Aim of the exercise: Skip the pictures and extract all of the lines exactly as written.

┏━━

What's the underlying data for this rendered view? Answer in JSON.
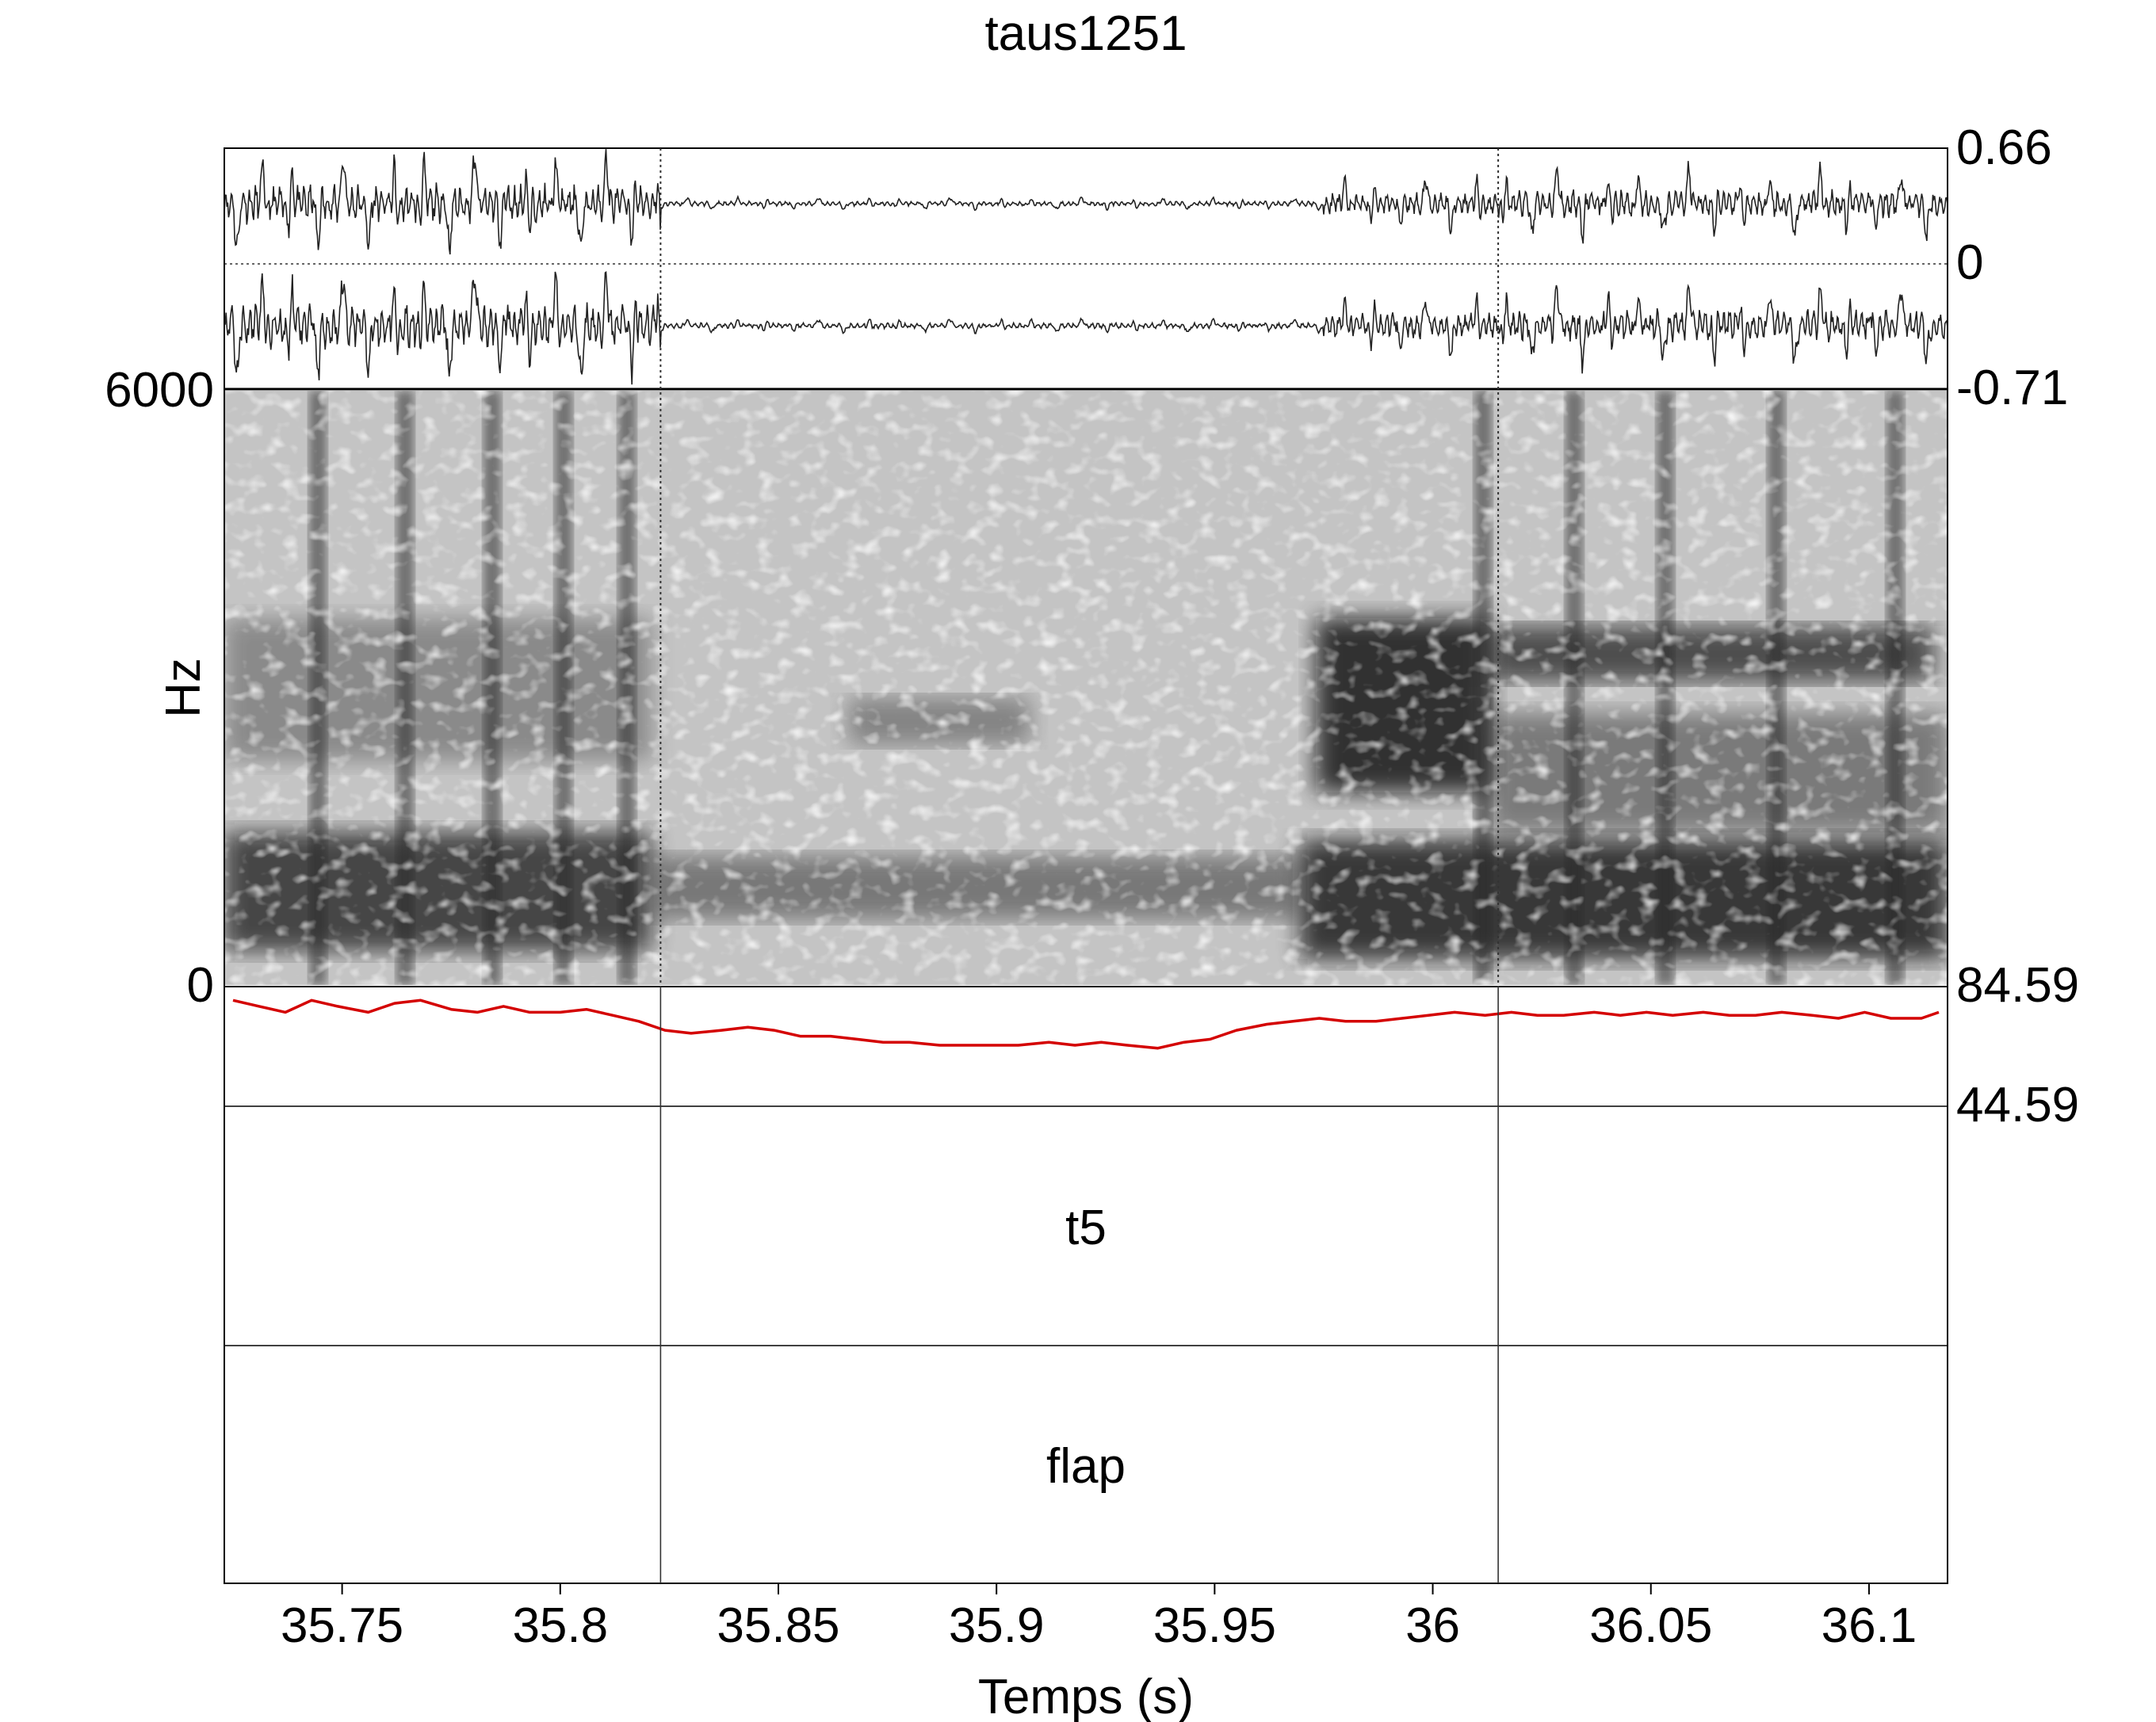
{
  "chart_data": {
    "type": "line",
    "title": "taus1251",
    "xlabel": "Temps (s)",
    "ylabel": "Hz",
    "xlim": [
      35.723,
      36.118
    ],
    "x_ticks": [
      35.75,
      35.8,
      35.85,
      35.9,
      35.95,
      36,
      36.05,
      36.1
    ],
    "x_tick_labels": [
      "35.75",
      "35.8",
      "35.85",
      "35.9",
      "35.95",
      "36",
      "36.05",
      "36.1"
    ],
    "waveform": {
      "channels": 2,
      "y_labels": [
        "0.66",
        "0",
        "-0.71"
      ],
      "ylim": [
        -0.71,
        0.66
      ]
    },
    "spectrogram": {
      "ylim": [
        0,
        6000
      ],
      "y_labels": [
        "6000",
        "0"
      ]
    },
    "intensity": {
      "color": "#d40000",
      "ylim": [
        44.59,
        84.59
      ],
      "y_labels": [
        "84.59",
        "44.59"
      ],
      "x": [
        35.725,
        35.731,
        35.737,
        35.743,
        35.749,
        35.756,
        35.762,
        35.768,
        35.775,
        35.781,
        35.787,
        35.793,
        35.8,
        35.806,
        35.812,
        35.818,
        35.824,
        35.83,
        35.837,
        35.843,
        35.849,
        35.855,
        35.862,
        35.868,
        35.874,
        35.88,
        35.887,
        35.893,
        35.899,
        35.905,
        35.912,
        35.918,
        35.924,
        35.93,
        35.937,
        35.943,
        35.949,
        35.955,
        35.962,
        35.968,
        35.974,
        35.98,
        35.987,
        35.993,
        35.999,
        36.005,
        36.012,
        36.018,
        36.024,
        36.03,
        36.037,
        36.043,
        36.049,
        36.055,
        36.062,
        36.068,
        36.074,
        36.08,
        36.087,
        36.093,
        36.099,
        36.105,
        36.112,
        36.116
      ],
      "y": [
        80,
        78,
        76,
        80,
        78,
        76,
        79,
        80,
        77,
        76,
        78,
        76,
        76,
        77,
        75,
        73,
        70,
        69,
        70,
        71,
        70,
        68,
        68,
        67,
        66,
        66,
        65,
        65,
        65,
        65,
        66,
        65,
        66,
        65,
        64,
        66,
        67,
        70,
        72,
        73,
        74,
        73,
        73,
        74,
        75,
        76,
        75,
        76,
        75,
        75,
        76,
        75,
        76,
        75,
        76,
        75,
        75,
        76,
        75,
        74,
        76,
        74,
        74,
        76
      ]
    },
    "boundaries": [
      35.823,
      36.015
    ],
    "tiers": [
      {
        "label": "t5"
      },
      {
        "label": "flap"
      }
    ]
  }
}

┗━━

Problem solution:
What's the underlying data for this rendered view? Answer in JSON.
{
  "chart_data": {
    "type": "line",
    "title": "taus1251",
    "xlabel": "Temps (s)",
    "ylabel": "Hz",
    "xlim": [
      35.723,
      36.118
    ],
    "x_ticks": [
      35.75,
      35.8,
      35.85,
      35.9,
      35.95,
      36,
      36.05,
      36.1
    ],
    "x_tick_labels": [
      "35.75",
      "35.8",
      "35.85",
      "35.9",
      "35.95",
      "36",
      "36.05",
      "36.1"
    ],
    "waveform": {
      "channels": 2,
      "y_labels": [
        "0.66",
        "0",
        "-0.71"
      ],
      "ylim": [
        -0.71,
        0.66
      ]
    },
    "spectrogram": {
      "ylim": [
        0,
        6000
      ],
      "y_labels": [
        "6000",
        "0"
      ]
    },
    "intensity": {
      "color": "#d40000",
      "ylim": [
        44.59,
        84.59
      ],
      "y_labels": [
        "84.59",
        "44.59"
      ],
      "x": [
        35.725,
        35.731,
        35.737,
        35.743,
        35.749,
        35.756,
        35.762,
        35.768,
        35.775,
        35.781,
        35.787,
        35.793,
        35.8,
        35.806,
        35.812,
        35.818,
        35.824,
        35.83,
        35.837,
        35.843,
        35.849,
        35.855,
        35.862,
        35.868,
        35.874,
        35.88,
        35.887,
        35.893,
        35.899,
        35.905,
        35.912,
        35.918,
        35.924,
        35.93,
        35.937,
        35.943,
        35.949,
        35.955,
        35.962,
        35.968,
        35.974,
        35.98,
        35.987,
        35.993,
        35.999,
        36.005,
        36.012,
        36.018,
        36.024,
        36.03,
        36.037,
        36.043,
        36.049,
        36.055,
        36.062,
        36.068,
        36.074,
        36.08,
        36.087,
        36.093,
        36.099,
        36.105,
        36.112,
        36.116
      ],
      "y": [
        80,
        78,
        76,
        80,
        78,
        76,
        79,
        80,
        77,
        76,
        78,
        76,
        76,
        77,
        75,
        73,
        70,
        69,
        70,
        71,
        70,
        68,
        68,
        67,
        66,
        66,
        65,
        65,
        65,
        65,
        66,
        65,
        66,
        65,
        64,
        66,
        67,
        70,
        72,
        73,
        74,
        73,
        73,
        74,
        75,
        76,
        75,
        76,
        75,
        75,
        76,
        75,
        76,
        75,
        76,
        75,
        75,
        76,
        75,
        74,
        76,
        74,
        74,
        76
      ]
    },
    "boundaries": [
      35.823,
      36.015
    ],
    "tiers": [
      {
        "label": "t5"
      },
      {
        "label": "flap"
      }
    ]
  }
}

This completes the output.